• Exercise description: Type every record exactly as it appears.

• Provided data:
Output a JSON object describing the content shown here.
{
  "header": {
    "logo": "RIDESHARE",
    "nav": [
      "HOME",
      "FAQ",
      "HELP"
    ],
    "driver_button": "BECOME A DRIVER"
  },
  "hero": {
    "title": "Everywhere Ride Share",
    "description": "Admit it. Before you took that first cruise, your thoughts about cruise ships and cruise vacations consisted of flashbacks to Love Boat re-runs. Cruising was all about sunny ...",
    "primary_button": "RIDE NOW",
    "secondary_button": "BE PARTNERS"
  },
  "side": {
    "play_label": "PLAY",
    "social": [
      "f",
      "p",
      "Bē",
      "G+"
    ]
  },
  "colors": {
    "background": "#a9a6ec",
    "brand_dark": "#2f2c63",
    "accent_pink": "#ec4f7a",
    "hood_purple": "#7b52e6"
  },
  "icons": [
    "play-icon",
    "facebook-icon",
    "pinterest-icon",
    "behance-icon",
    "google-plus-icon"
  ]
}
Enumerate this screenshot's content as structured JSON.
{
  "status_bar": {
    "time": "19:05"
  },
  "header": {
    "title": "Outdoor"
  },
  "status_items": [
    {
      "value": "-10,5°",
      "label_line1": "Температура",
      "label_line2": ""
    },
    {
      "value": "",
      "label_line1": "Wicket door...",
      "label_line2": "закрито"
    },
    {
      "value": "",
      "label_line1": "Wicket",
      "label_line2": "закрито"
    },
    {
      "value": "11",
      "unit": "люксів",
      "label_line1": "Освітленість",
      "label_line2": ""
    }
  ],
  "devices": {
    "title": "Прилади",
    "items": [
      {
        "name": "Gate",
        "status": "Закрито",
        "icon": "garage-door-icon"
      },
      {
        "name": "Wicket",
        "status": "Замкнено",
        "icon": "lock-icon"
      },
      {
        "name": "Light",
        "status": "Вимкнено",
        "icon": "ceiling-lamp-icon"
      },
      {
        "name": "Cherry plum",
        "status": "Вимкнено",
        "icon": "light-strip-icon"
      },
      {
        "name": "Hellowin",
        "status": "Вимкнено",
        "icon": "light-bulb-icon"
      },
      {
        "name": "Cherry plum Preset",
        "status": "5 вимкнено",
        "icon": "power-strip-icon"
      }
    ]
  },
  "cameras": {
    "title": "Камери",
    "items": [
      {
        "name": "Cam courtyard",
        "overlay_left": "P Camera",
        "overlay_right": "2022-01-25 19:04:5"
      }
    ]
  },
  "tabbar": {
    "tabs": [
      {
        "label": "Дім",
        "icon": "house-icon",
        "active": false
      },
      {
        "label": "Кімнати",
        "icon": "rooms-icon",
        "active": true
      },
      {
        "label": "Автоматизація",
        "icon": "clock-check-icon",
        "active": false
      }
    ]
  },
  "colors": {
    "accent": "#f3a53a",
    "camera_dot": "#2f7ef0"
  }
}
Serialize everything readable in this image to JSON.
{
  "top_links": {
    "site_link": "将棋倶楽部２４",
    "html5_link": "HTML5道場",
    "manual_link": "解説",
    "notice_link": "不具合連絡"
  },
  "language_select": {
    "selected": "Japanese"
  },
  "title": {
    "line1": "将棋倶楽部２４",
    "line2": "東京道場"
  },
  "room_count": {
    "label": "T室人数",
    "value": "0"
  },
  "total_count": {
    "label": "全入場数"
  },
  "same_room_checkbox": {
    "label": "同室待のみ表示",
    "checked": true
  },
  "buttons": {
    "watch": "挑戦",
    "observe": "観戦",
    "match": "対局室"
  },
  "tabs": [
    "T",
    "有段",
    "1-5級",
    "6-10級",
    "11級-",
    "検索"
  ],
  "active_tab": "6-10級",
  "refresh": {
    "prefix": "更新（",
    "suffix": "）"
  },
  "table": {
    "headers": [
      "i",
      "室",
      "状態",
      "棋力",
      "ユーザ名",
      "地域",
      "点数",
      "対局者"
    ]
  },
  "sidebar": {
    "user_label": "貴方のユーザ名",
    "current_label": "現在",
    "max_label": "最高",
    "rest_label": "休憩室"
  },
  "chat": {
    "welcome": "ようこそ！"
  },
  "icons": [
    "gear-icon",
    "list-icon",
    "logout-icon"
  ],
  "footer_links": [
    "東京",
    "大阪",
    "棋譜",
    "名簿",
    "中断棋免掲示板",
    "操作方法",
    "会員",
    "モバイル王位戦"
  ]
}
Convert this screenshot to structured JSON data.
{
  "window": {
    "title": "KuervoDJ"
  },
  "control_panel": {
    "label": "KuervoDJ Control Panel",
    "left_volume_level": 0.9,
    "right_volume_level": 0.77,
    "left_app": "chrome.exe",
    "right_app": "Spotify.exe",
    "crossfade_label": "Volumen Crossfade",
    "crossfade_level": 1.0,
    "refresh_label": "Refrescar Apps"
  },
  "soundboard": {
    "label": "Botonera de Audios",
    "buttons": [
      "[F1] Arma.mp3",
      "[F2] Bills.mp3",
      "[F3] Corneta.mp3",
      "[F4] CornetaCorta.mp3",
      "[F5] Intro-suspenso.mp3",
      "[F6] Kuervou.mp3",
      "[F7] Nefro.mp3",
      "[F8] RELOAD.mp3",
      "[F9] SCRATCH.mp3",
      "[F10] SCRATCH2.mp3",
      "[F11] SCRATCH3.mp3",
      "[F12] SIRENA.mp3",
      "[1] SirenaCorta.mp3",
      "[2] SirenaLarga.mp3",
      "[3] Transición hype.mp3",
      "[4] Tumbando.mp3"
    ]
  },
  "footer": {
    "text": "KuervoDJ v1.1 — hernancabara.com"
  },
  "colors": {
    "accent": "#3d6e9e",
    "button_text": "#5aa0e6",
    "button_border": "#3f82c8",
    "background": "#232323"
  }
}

• Complete answer:
Output a JSON object describing the content shown here.
{
  "header": {
    "logo": "RIDESHARE",
    "nav": [
      "HOME",
      "FAQ",
      "HELP"
    ],
    "driver_button": "BECOME A DRIVER"
  },
  "hero": {
    "title": "Everywhere Ride Share",
    "description": "Admit it. Before you took that first cruise, your thoughts about cruise ships and cruise vacations consisted of flashbacks to Love Boat re-runs. Cruising was all about sunny ...",
    "primary_button": "RIDE NOW",
    "secondary_button": "BE PARTNERS"
  },
  "side": {
    "play_label": "PLAY",
    "social": [
      "f",
      "p",
      "Bē",
      "G+"
    ]
  },
  "colors": {
    "background": "#a9a6ec",
    "brand_dark": "#2f2c63",
    "accent_pink": "#ec4f7a",
    "hood_purple": "#7b52e6"
  },
  "icons": [
    "play-icon",
    "facebook-icon",
    "pinterest-icon",
    "behance-icon",
    "google-plus-icon"
  ]
}
Enumerate this screenshot's content as structured JSON.
{
  "status_bar": {
    "time": "19:05"
  },
  "header": {
    "title": "Outdoor"
  },
  "status_items": [
    {
      "value": "-10,5°",
      "label_line1": "Температура",
      "label_line2": ""
    },
    {
      "value": "",
      "label_line1": "Wicket door...",
      "label_line2": "закрито"
    },
    {
      "value": "",
      "label_line1": "Wicket",
      "label_line2": "закрито"
    },
    {
      "value": "11",
      "unit": "люксів",
      "label_line1": "Освітленість",
      "label_line2": ""
    }
  ],
  "devices": {
    "title": "Прилади",
    "items": [
      {
        "name": "Gate",
        "status": "Закрито",
        "icon": "garage-door-icon"
      },
      {
        "name": "Wicket",
        "status": "Замкнено",
        "icon": "lock-icon"
      },
      {
        "name": "Light",
        "status": "Вимкнено",
        "icon": "ceiling-lamp-icon"
      },
      {
        "name": "Cherry plum",
        "status": "Вимкнено",
        "icon": "light-strip-icon"
      },
      {
        "name": "Hellowin",
        "status": "Вимкнено",
        "icon": "light-bulb-icon"
      },
      {
        "name": "Cherry plum Preset",
        "status": "5 вимкнено",
        "icon": "power-strip-icon"
      }
    ]
  },
  "cameras": {
    "title": "Камери",
    "items": [
      {
        "name": "Cam courtyard",
        "overlay_left": "P Camera",
        "overlay_right": "2022-01-25 19:04:5"
      }
    ]
  },
  "tabbar": {
    "tabs": [
      {
        "label": "Дім",
        "icon": "house-icon",
        "active": false
      },
      {
        "label": "Кімнати",
        "icon": "rooms-icon",
        "active": true
      },
      {
        "label": "Автоматизація",
        "icon": "clock-check-icon",
        "active": false
      }
    ]
  },
  "colors": {
    "accent": "#f3a53a",
    "camera_dot": "#2f7ef0"
  }
}
Serialize everything readable in this image to JSON.
{
  "top_links": {
    "site_link": "将棋倶楽部２４",
    "html5_link": "HTML5道場",
    "manual_link": "解説",
    "notice_link": "不具合連絡"
  },
  "language_select": {
    "selected": "Japanese"
  },
  "title": {
    "line1": "将棋倶楽部２４",
    "line2": "東京道場"
  },
  "room_count": {
    "label": "T室人数",
    "value": "0"
  },
  "total_count": {
    "label": "全入場数"
  },
  "same_room_checkbox": {
    "label": "同室待のみ表示",
    "checked": true
  },
  "buttons": {
    "watch": "挑戦",
    "observe": "観戦",
    "match": "対局室"
  },
  "tabs": [
    "T",
    "有段",
    "1-5級",
    "6-10級",
    "11級-",
    "検索"
  ],
  "active_tab": "6-10級",
  "refresh": {
    "prefix": "更新（",
    "suffix": "）"
  },
  "table": {
    "headers": [
      "i",
      "室",
      "状態",
      "棋力",
      "ユーザ名",
      "地域",
      "点数",
      "対局者"
    ]
  },
  "sidebar": {
    "user_label": "貴方のユーザ名",
    "current_label": "現在",
    "max_label": "最高",
    "rest_label": "休憩室"
  },
  "chat": {
    "welcome": "ようこそ！"
  },
  "icons": [
    "gear-icon",
    "list-icon",
    "logout-icon"
  ],
  "footer_links": [
    "東京",
    "大阪",
    "棋譜",
    "名簿",
    "中断棋免掲示板",
    "操作方法",
    "会員",
    "モバイル王位戦"
  ]
}
Convert this screenshot to structured JSON data.
{
  "window": {
    "title": "KuervoDJ"
  },
  "control_panel": {
    "label": "KuervoDJ Control Panel",
    "left_volume_level": 0.9,
    "right_volume_level": 0.77,
    "left_app": "chrome.exe",
    "right_app": "Spotify.exe",
    "crossfade_label": "Volumen Crossfade",
    "crossfade_level": 1.0,
    "refresh_label": "Refrescar Apps"
  },
  "soundboard": {
    "label": "Botonera de Audios",
    "buttons": [
      "[F1] Arma.mp3",
      "[F2] Bills.mp3",
      "[F3] Corneta.mp3",
      "[F4] CornetaCorta.mp3",
      "[F5] Intro-suspenso.mp3",
      "[F6] Kuervou.mp3",
      "[F7] Nefro.mp3",
      "[F8] RELOAD.mp3",
      "[F9] SCRATCH.mp3",
      "[F10] SCRATCH2.mp3",
      "[F11] SCRATCH3.mp3",
      "[F12] SIRENA.mp3",
      "[1] SirenaCorta.mp3",
      "[2] SirenaLarga.mp3",
      "[3] Transición hype.mp3",
      "[4] Tumbando.mp3"
    ]
  },
  "footer": {
    "text": "KuervoDJ v1.1 — hernancabara.com"
  },
  "colors": {
    "accent": "#3d6e9e",
    "button_text": "#5aa0e6",
    "button_border": "#3f82c8",
    "background": "#232323"
  }
}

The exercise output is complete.